• _THE REQUEST_
A verbatim copy of the records is required, with all pictures left out.

• _DATA LISTING_
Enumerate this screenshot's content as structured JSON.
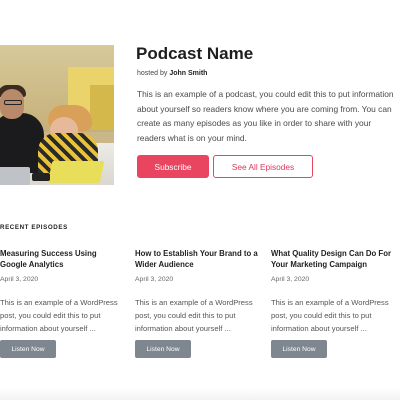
{
  "podcast": {
    "title": "Podcast Name",
    "hosted_prefix": "hosted by",
    "host_name": "John Smith",
    "description": "This is an example of a podcast, you could edit this to put information about yourself so readers know where you are coming from. You can create as many episodes as you like in order to share with your readers what is on your mind.",
    "subscribe_label": "Subscribe",
    "all_episodes_label": "See All Episodes"
  },
  "recent": {
    "section_label": "RECENT EPISODES",
    "episodes": [
      {
        "title": "Measuring Success Using Google Analytics",
        "date": "April 3, 2020",
        "excerpt": "This is an example of a WordPress post, you could edit this to put information about yourself ...",
        "button": "Listen Now"
      },
      {
        "title": "How to Establish Your Brand to a Wider Audience",
        "date": "April 3, 2020",
        "excerpt": "This is an example of a WordPress post, you could edit this to put information about yourself ...",
        "button": "Listen Now"
      },
      {
        "title": "What Quality Design Can Do For Your Marketing Campaign",
        "date": "April 3, 2020",
        "excerpt": "This is an example of a WordPress post, you could edit this to put information about yourself ...",
        "button": "Listen Now"
      }
    ]
  },
  "colors": {
    "accent": "#e94560",
    "button_grey": "#7e868f"
  }
}
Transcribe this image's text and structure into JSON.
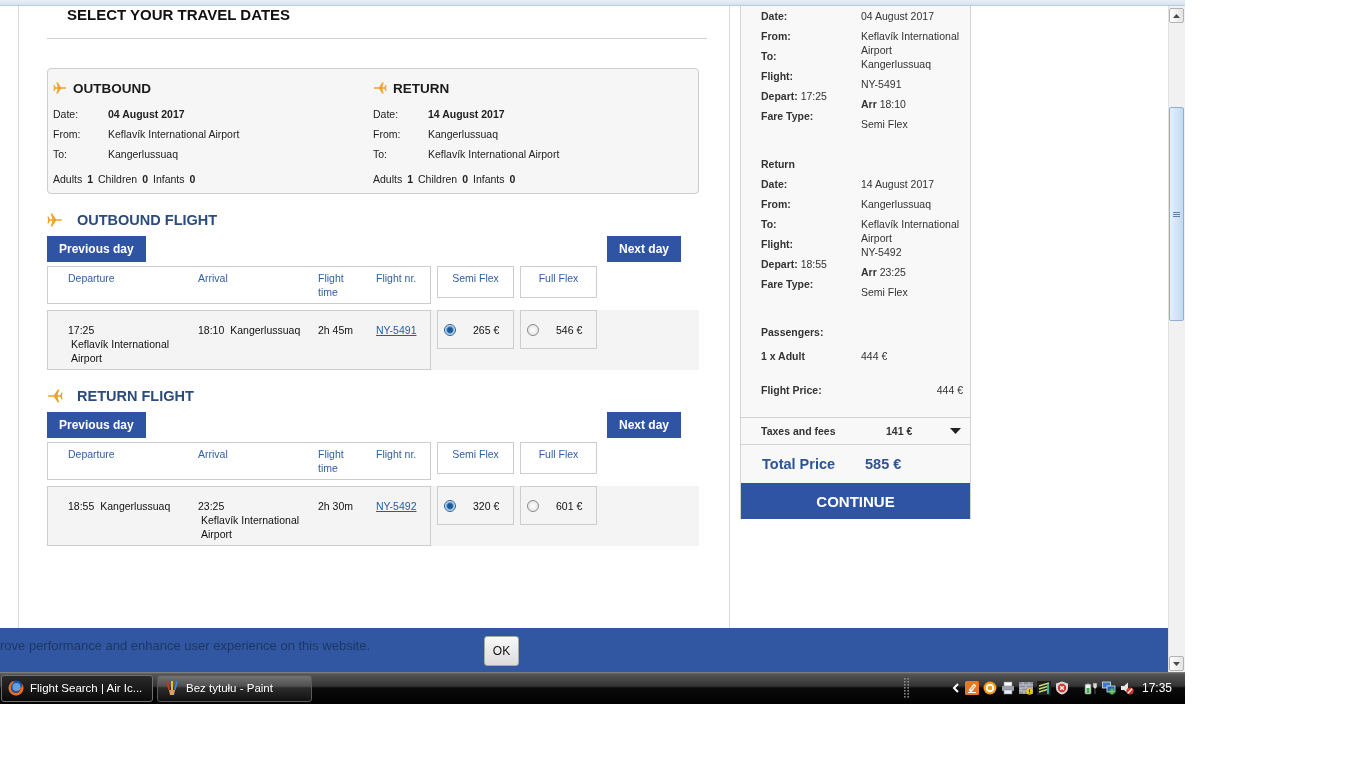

• _FULL OUTPUT_
Enumerate this screenshot's content as structured JSON.
{
  "podcast": {
    "title": "Podcast Name",
    "hosted_prefix": "hosted by",
    "host_name": "John Smith",
    "description": "This is an example of a podcast, you could edit this to put information about yourself so readers know where you are coming from. You can create as many episodes as you like in order to share with your readers what is on your mind.",
    "subscribe_label": "Subscribe",
    "all_episodes_label": "See All Episodes"
  },
  "recent": {
    "section_label": "RECENT EPISODES",
    "episodes": [
      {
        "title": "Measuring Success Using Google Analytics",
        "date": "April 3, 2020",
        "excerpt": "This is an example of a WordPress post, you could edit this to put information about yourself ...",
        "button": "Listen Now"
      },
      {
        "title": "How to Establish Your Brand to a Wider Audience",
        "date": "April 3, 2020",
        "excerpt": "This is an example of a WordPress post, you could edit this to put information about yourself ...",
        "button": "Listen Now"
      },
      {
        "title": "What Quality Design Can Do For Your Marketing Campaign",
        "date": "April 3, 2020",
        "excerpt": "This is an example of a WordPress post, you could edit this to put information about yourself ...",
        "button": "Listen Now"
      }
    ]
  },
  "colors": {
    "accent": "#e94560",
    "button_grey": "#7e868f"
  }
}
Transcribe this image's text and structure into JSON.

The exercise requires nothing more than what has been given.